DIRECTIONS FOR THIS TASK: Using the listing below, report all lines holding the word "title".
--
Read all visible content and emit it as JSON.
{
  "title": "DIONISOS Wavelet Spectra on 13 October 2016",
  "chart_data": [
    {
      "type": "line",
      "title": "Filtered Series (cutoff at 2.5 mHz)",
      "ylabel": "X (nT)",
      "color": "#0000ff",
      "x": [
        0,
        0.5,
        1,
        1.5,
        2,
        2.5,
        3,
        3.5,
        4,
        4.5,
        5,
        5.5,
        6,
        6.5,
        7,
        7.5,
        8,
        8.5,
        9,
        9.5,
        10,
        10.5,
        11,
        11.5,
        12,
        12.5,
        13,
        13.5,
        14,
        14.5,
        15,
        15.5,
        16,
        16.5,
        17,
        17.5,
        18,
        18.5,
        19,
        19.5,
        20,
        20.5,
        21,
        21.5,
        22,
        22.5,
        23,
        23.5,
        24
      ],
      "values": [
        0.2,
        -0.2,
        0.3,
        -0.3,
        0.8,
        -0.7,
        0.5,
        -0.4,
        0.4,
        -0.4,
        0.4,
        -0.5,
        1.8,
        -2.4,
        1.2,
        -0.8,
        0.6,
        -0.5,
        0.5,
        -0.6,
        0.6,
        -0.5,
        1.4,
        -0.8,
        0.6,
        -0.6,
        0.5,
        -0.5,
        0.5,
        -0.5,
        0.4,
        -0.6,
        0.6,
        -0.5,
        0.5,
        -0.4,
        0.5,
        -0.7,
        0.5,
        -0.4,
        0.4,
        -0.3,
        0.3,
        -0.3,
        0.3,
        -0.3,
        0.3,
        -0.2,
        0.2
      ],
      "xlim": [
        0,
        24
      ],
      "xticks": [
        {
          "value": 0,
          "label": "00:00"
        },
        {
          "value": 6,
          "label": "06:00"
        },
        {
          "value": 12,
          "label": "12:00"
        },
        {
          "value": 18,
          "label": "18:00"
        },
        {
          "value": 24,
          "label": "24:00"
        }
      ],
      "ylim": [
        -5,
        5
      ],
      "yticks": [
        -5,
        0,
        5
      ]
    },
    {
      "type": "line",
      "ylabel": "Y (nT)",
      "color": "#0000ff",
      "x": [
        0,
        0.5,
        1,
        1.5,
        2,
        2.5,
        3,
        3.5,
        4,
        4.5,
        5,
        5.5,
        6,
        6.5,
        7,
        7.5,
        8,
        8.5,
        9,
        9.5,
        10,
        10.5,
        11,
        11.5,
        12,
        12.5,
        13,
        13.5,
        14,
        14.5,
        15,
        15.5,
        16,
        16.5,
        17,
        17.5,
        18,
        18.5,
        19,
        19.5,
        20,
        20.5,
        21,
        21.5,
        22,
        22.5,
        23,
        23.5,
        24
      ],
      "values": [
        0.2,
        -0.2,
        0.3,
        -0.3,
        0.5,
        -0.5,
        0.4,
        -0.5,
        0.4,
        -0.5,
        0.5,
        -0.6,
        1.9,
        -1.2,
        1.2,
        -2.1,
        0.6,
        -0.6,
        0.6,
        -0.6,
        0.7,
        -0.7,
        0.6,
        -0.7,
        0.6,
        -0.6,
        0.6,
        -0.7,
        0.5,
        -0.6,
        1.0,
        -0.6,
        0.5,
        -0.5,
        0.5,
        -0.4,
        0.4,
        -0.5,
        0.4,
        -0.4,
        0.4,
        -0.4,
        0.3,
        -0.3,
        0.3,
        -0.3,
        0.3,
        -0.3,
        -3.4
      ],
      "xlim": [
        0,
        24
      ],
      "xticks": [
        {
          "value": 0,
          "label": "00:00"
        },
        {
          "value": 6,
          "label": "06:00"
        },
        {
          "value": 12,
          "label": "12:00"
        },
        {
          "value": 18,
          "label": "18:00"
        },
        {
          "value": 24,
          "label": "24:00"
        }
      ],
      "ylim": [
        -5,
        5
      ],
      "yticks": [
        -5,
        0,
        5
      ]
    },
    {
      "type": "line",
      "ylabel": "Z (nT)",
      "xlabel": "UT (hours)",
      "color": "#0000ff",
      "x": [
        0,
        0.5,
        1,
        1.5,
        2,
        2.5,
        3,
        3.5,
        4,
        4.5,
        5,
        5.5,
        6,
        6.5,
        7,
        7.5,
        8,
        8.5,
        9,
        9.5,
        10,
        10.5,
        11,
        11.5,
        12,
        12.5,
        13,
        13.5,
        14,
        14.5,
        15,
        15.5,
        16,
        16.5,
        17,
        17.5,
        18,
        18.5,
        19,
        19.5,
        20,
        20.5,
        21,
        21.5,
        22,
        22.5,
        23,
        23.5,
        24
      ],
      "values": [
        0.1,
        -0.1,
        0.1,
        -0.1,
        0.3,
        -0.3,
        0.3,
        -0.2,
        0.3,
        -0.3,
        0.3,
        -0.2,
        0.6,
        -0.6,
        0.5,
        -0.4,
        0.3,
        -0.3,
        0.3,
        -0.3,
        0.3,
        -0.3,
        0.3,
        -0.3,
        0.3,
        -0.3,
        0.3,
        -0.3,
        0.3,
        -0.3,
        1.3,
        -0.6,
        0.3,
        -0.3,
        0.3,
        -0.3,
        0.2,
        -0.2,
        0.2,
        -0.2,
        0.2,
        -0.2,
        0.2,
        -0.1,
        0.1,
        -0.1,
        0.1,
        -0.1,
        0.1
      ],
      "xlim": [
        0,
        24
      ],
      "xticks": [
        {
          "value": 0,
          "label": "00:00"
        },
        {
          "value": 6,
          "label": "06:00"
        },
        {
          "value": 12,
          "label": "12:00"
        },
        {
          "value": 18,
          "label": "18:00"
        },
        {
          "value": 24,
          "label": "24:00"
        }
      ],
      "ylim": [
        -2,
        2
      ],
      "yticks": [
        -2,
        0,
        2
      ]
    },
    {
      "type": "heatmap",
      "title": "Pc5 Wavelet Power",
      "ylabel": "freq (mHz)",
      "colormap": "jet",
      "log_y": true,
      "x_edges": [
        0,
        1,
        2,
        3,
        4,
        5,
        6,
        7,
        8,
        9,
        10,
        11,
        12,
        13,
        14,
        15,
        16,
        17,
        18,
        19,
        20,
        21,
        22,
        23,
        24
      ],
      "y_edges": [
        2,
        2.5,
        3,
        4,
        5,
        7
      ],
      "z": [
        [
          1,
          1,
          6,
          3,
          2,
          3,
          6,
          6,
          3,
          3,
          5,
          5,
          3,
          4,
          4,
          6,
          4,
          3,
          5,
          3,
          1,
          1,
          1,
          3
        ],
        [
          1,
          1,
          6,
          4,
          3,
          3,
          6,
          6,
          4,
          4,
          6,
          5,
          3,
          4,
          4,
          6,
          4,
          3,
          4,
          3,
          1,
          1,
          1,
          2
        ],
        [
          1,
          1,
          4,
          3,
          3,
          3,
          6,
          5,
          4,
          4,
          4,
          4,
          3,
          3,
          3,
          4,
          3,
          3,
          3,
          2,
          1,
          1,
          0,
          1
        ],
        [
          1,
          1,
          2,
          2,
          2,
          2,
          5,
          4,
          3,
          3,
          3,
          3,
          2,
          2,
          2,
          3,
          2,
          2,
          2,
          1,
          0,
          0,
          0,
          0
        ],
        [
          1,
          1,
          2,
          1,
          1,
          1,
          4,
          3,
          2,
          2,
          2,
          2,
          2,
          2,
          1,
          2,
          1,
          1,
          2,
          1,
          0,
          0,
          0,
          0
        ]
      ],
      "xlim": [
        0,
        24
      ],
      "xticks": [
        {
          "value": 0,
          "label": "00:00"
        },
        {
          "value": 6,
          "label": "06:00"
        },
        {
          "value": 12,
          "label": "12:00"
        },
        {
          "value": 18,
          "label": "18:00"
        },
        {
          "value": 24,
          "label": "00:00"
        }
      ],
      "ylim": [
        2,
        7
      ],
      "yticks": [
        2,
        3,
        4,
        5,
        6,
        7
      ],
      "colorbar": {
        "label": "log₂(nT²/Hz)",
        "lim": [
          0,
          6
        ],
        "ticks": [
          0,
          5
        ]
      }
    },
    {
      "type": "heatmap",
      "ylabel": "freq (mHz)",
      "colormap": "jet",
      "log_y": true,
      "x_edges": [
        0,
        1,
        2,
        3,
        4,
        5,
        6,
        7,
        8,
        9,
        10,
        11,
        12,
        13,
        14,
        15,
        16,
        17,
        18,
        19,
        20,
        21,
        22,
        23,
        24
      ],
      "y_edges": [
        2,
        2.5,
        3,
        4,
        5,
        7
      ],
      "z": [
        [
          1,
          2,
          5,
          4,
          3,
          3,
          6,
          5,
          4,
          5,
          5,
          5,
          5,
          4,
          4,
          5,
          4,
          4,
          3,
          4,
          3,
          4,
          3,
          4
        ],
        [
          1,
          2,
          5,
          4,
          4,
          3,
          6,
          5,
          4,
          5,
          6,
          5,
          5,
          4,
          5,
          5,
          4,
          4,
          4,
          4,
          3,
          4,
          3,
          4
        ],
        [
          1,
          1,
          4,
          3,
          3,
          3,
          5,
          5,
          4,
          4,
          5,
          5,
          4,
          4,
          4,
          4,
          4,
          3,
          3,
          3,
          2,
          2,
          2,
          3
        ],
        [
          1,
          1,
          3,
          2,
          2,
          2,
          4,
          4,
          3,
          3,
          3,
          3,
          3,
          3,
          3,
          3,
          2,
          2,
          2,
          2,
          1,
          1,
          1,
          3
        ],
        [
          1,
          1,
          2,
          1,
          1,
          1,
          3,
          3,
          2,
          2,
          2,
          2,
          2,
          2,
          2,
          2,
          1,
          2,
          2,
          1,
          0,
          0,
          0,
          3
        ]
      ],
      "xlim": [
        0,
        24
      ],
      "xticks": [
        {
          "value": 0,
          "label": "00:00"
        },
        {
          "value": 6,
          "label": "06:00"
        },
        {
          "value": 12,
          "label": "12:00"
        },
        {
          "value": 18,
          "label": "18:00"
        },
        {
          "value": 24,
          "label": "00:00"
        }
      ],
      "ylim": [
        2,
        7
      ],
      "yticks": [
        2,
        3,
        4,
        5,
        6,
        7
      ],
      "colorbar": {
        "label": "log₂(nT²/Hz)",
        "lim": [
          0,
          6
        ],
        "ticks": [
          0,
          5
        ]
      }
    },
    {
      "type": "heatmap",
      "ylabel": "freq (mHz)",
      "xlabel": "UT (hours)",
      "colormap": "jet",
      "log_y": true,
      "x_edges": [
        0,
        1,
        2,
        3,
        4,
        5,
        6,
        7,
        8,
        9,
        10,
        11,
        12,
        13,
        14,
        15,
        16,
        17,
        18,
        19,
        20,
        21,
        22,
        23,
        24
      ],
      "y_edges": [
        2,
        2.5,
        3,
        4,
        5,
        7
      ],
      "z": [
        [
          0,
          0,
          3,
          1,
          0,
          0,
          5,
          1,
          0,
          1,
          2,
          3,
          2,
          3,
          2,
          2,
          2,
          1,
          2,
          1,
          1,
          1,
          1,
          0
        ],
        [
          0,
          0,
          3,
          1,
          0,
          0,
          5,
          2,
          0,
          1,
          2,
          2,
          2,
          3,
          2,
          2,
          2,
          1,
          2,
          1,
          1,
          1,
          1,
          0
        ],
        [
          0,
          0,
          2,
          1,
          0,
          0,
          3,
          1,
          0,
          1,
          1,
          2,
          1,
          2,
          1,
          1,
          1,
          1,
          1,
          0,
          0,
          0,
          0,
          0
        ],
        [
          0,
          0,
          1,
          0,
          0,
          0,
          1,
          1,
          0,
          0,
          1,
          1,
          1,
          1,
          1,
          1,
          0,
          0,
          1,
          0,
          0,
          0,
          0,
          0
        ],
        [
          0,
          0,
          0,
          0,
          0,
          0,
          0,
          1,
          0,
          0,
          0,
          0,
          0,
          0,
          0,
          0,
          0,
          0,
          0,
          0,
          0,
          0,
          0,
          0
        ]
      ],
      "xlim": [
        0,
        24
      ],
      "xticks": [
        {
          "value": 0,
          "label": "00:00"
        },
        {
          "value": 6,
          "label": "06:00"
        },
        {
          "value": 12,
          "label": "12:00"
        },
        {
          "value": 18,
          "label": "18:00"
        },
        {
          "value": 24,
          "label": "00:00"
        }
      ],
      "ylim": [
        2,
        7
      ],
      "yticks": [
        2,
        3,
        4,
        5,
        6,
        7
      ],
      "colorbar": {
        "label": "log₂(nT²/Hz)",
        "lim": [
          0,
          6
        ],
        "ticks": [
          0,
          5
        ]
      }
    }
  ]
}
--
RESPONSE BELOW:
  "title": "DIONISOS Wavelet Spectra on 13 October 2016",
      "title": "Filtered Series (cutoff at 2.5 mHz)",
      "title": "Pc5 Wavelet Power",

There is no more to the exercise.